## Dataset rows
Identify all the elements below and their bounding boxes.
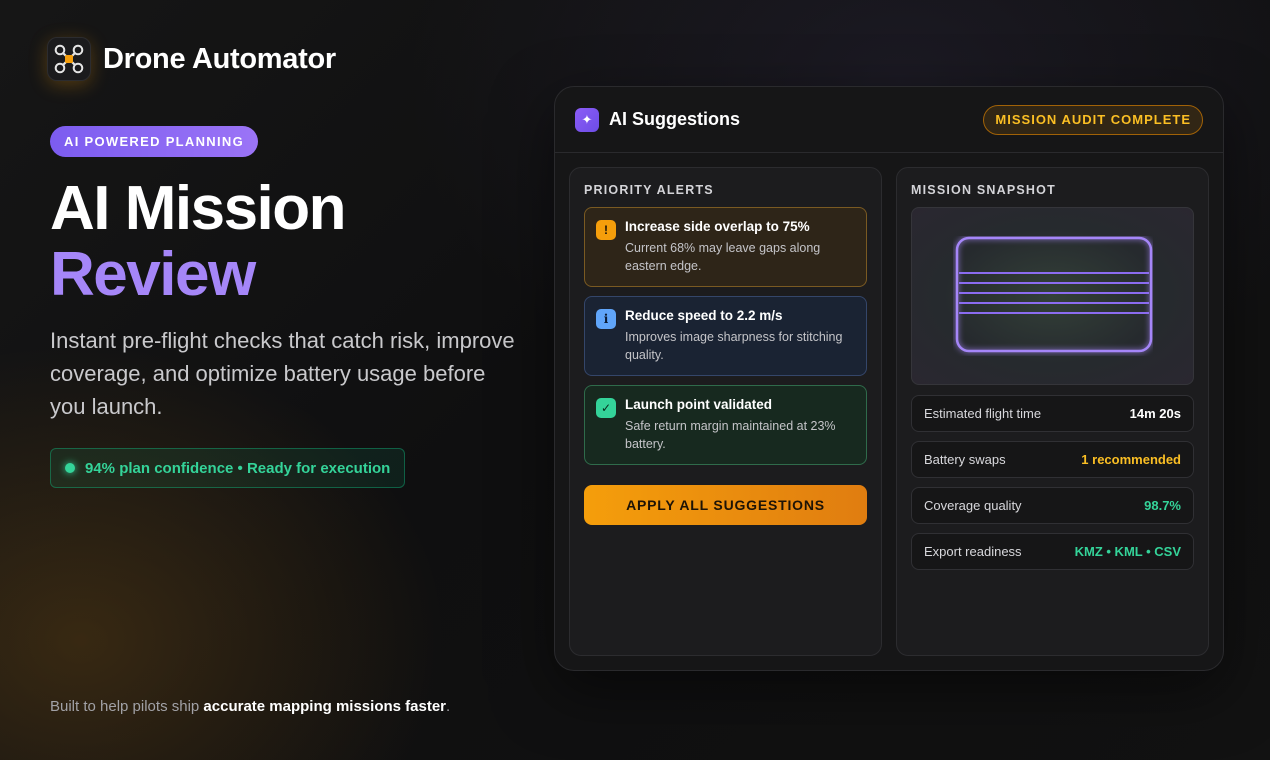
check-icon: ✓ xyxy=(596,398,616,418)
stat-label: Coverage quality xyxy=(924,498,1022,513)
stat-value: 98.7% xyxy=(1144,498,1181,513)
mission-snapshot-card: MISSION SNAPSHOT Estimated flight time 1… xyxy=(896,167,1209,656)
footer-prefix: Built to help pilots ship xyxy=(50,698,204,715)
stat-flight-time: Estimated flight time 14m 20s xyxy=(911,395,1194,432)
title-line-2: Review xyxy=(50,240,256,309)
panel-header: ✦ AI Suggestions MISSION AUDIT COMPLETE xyxy=(555,87,1223,153)
alert-title: Increase side overlap to 75% xyxy=(625,219,810,234)
stat-value: 14m 20s xyxy=(1129,406,1181,421)
alert-launch-point[interactable]: ✓ Launch point validated Safe return mar… xyxy=(584,385,867,465)
drone-icon xyxy=(47,37,91,81)
alert-text: Safe return margin maintained at 23% bat… xyxy=(625,419,836,451)
stat-label: Battery swaps xyxy=(924,452,1006,467)
priority-alerts-card: PRIORITY ALERTS ! Increase side overlap … xyxy=(569,167,882,656)
ai-planning-badge: AI POWERED PLANNING xyxy=(50,126,258,157)
audit-status-badge: MISSION AUDIT COMPLETE xyxy=(983,104,1203,135)
confidence-text: 94% plan confidence • Ready for executio… xyxy=(85,459,391,477)
flight-path-icon xyxy=(955,236,1152,353)
mission-map-preview[interactable] xyxy=(911,207,1194,385)
hero-subtitle: Instant pre-flight checks that catch ris… xyxy=(50,328,515,419)
alert-overlap[interactable]: ! Increase side overlap to 75% Current 6… xyxy=(584,207,867,287)
confidence-badge: 94% plan confidence • Ready for executio… xyxy=(50,448,406,488)
ai-suggestions-panel: ✦ AI Suggestions MISSION AUDIT COMPLETE … xyxy=(554,86,1224,671)
brand-name: Drone Automator xyxy=(103,42,336,75)
apply-all-suggestions-button[interactable]: APPLY ALL SUGGESTIONS xyxy=(584,485,867,525)
panel-title-text: AI Suggestions xyxy=(609,109,741,129)
alert-text: Improves image sharpness for stitching q… xyxy=(625,330,843,362)
alert-title: Launch point validated xyxy=(625,397,773,412)
stat-value: KMZ • KML • CSV xyxy=(1074,544,1181,559)
stat-battery-swaps: Battery swaps 1 recommended xyxy=(911,441,1194,478)
stat-value: 1 recommended xyxy=(1081,452,1181,467)
stat-coverage-quality: Coverage quality 98.7% xyxy=(911,487,1194,524)
stat-label: Export readiness xyxy=(924,544,1022,559)
info-icon: i xyxy=(596,309,616,329)
alert-text: Current 68% may leave gaps along eastern… xyxy=(625,241,821,273)
footer-tagline: Built to help pilots ship accurate mappi… xyxy=(50,698,450,715)
title-line-1: AI Mission xyxy=(50,174,347,243)
footer-bold: accurate mapping missions faster xyxy=(203,698,447,715)
alert-speed[interactable]: i Reduce speed to 2.2 m/s Improves image… xyxy=(584,296,867,376)
alert-title: Reduce speed to 2.2 m/s xyxy=(625,308,783,323)
priority-alerts-heading: PRIORITY ALERTS xyxy=(584,183,714,197)
sparkle-icon: ✦ xyxy=(575,107,599,132)
footer-suffix: . xyxy=(446,698,451,715)
panel-title: ✦ AI Suggestions xyxy=(575,107,741,132)
status-dot-icon xyxy=(65,463,75,473)
exclamation-icon: ! xyxy=(596,220,616,240)
page-title: AI Mission Review xyxy=(50,174,347,309)
stat-label: Estimated flight time xyxy=(924,406,1042,421)
brand: Drone Automator xyxy=(47,37,336,81)
stat-export-readiness: Export readiness KMZ • KML • CSV xyxy=(911,533,1194,570)
mission-snapshot-heading: MISSION SNAPSHOT xyxy=(911,183,1056,197)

## Task goal
Output the lines from the line with "check-icon: ✓ xyxy=(596,398,616,418)" to the line with "stat-label: Battery swaps", inclusive, reproducing each one exactly.

## Response
check-icon: ✓ xyxy=(596,398,616,418)
stat-label: Coverage quality xyxy=(924,498,1022,513)
stat-value: 98.7% xyxy=(1144,498,1181,513)
mission-snapshot-card: MISSION SNAPSHOT Estimated flight time 1… xyxy=(896,167,1209,656)
footer-prefix: Built to help pilots ship xyxy=(50,698,204,715)
stat-flight-time: Estimated flight time 14m 20s xyxy=(911,395,1194,432)
title-line-2: Review xyxy=(50,240,256,309)
panel-header: ✦ AI Suggestions MISSION AUDIT COMPLETE xyxy=(555,87,1223,153)
alert-title: Increase side overlap to 75% xyxy=(625,219,810,234)
stat-value: 14m 20s xyxy=(1129,406,1181,421)
alert-launch-point[interactable]: ✓ Launch point validated Safe return mar… xyxy=(584,385,867,465)
drone-icon xyxy=(47,37,91,81)
alert-text: Safe return margin maintained at 23% bat… xyxy=(625,419,836,451)
stat-label: Battery swaps xyxy=(924,452,1006,467)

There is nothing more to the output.